ENTRIES SHOWN:
* Begin *
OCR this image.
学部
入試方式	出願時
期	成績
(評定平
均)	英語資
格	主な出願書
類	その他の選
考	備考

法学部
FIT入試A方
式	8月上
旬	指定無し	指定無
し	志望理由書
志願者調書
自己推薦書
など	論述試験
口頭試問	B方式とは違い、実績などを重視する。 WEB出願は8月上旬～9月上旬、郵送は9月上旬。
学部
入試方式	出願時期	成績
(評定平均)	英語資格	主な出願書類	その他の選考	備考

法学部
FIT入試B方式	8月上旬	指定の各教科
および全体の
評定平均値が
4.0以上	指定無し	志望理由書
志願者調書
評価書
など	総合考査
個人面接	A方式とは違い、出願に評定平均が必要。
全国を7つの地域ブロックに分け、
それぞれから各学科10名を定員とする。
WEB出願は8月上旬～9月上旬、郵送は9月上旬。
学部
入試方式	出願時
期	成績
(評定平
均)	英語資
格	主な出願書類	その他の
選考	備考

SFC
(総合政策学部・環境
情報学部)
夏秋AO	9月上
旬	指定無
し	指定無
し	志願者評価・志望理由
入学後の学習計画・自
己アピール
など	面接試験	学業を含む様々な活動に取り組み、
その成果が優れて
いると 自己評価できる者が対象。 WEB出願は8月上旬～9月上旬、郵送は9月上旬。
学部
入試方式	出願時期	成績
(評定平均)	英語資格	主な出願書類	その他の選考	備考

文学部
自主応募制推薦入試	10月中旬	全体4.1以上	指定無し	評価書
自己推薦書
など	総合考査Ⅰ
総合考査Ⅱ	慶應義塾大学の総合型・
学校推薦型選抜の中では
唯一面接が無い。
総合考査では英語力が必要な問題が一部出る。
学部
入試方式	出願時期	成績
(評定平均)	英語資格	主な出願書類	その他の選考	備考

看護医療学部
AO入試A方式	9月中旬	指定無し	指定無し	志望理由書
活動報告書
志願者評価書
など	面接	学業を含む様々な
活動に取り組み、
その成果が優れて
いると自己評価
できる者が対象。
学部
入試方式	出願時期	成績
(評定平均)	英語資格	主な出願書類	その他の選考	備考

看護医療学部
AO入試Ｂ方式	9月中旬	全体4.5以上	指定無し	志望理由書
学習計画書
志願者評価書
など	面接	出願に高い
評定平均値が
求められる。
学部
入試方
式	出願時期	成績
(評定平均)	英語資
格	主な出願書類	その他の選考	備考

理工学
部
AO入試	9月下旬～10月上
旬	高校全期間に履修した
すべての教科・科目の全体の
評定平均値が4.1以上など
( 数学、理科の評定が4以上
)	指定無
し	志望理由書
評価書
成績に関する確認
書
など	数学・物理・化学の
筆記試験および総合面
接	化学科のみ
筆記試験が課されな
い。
* End *
WHAT TO DO: Repeat the listing exactly, from its first line to its last.

RESULT OF THIS EXERCISE:
OCR this image.
学部
入試方式	出願時
期	成績
(評定平
均)	英語資
格	主な出願書
類	その他の選
考	備考

法学部
FIT入試A方
式	8月上
旬	指定無し	指定無
し	志望理由書
志願者調書
自己推薦書
など	論述試験
口頭試問	B方式とは違い、実績などを重視する。 WEB出願は8月上旬～9月上旬、郵送は9月上旬。
学部
入試方式	出願時期	成績
(評定平均)	英語資格	主な出願書類	その他の選考	備考

法学部
FIT入試B方式	8月上旬	指定の各教科
および全体の
評定平均値が
4.0以上	指定無し	志望理由書
志願者調書
評価書
など	総合考査
個人面接	A方式とは違い、出願に評定平均が必要。
全国を7つの地域ブロックに分け、
それぞれから各学科10名を定員とする。
WEB出願は8月上旬～9月上旬、郵送は9月上旬。
学部
入試方式	出願時
期	成績
(評定平
均)	英語資
格	主な出願書類	その他の
選考	備考

SFC
(総合政策学部・環境
情報学部)
夏秋AO	9月上
旬	指定無
し	指定無
し	志願者評価・志望理由
入学後の学習計画・自
己アピール
など	面接試験	学業を含む様々な活動に取り組み、
その成果が優れて
いると 自己評価できる者が対象。 WEB出願は8月上旬～9月上旬、郵送は9月上旬。
学部
入試方式	出願時期	成績
(評定平均)	英語資格	主な出願書類	その他の選考	備考

文学部
自主応募制推薦入試	10月中旬	全体4.1以上	指定無し	評価書
自己推薦書
など	総合考査Ⅰ
総合考査Ⅱ	慶應義塾大学の総合型・
学校推薦型選抜の中では
唯一面接が無い。
総合考査では英語力が必要な問題が一部出る。
学部
入試方式	出願時期	成績
(評定平均)	英語資格	主な出願書類	その他の選考	備考

看護医療学部
AO入試A方式	9月中旬	指定無し	指定無し	志望理由書
活動報告書
志願者評価書
など	面接	学業を含む様々な
活動に取り組み、
その成果が優れて
いると自己評価
できる者が対象。
学部
入試方式	出願時期	成績
(評定平均)	英語資格	主な出願書類	その他の選考	備考

看護医療学部
AO入試Ｂ方式	9月中旬	全体4.5以上	指定無し	志望理由書
学習計画書
志願者評価書
など	面接	出願に高い
評定平均値が
求められる。
学部
入試方
式	出願時期	成績
(評定平均)	英語資
格	主な出願書類	その他の選考	備考

理工学
部
AO入試	9月下旬～10月上
旬	高校全期間に履修した
すべての教科・科目の全体の
評定平均値が4.1以上など
( 数学、理科の評定が4以上
)	指定無
し	志望理由書
評価書
成績に関する確認
書
など	数学・物理・化学の
筆記試験および総合面
接	化学科のみ
筆記試験が課されな
い。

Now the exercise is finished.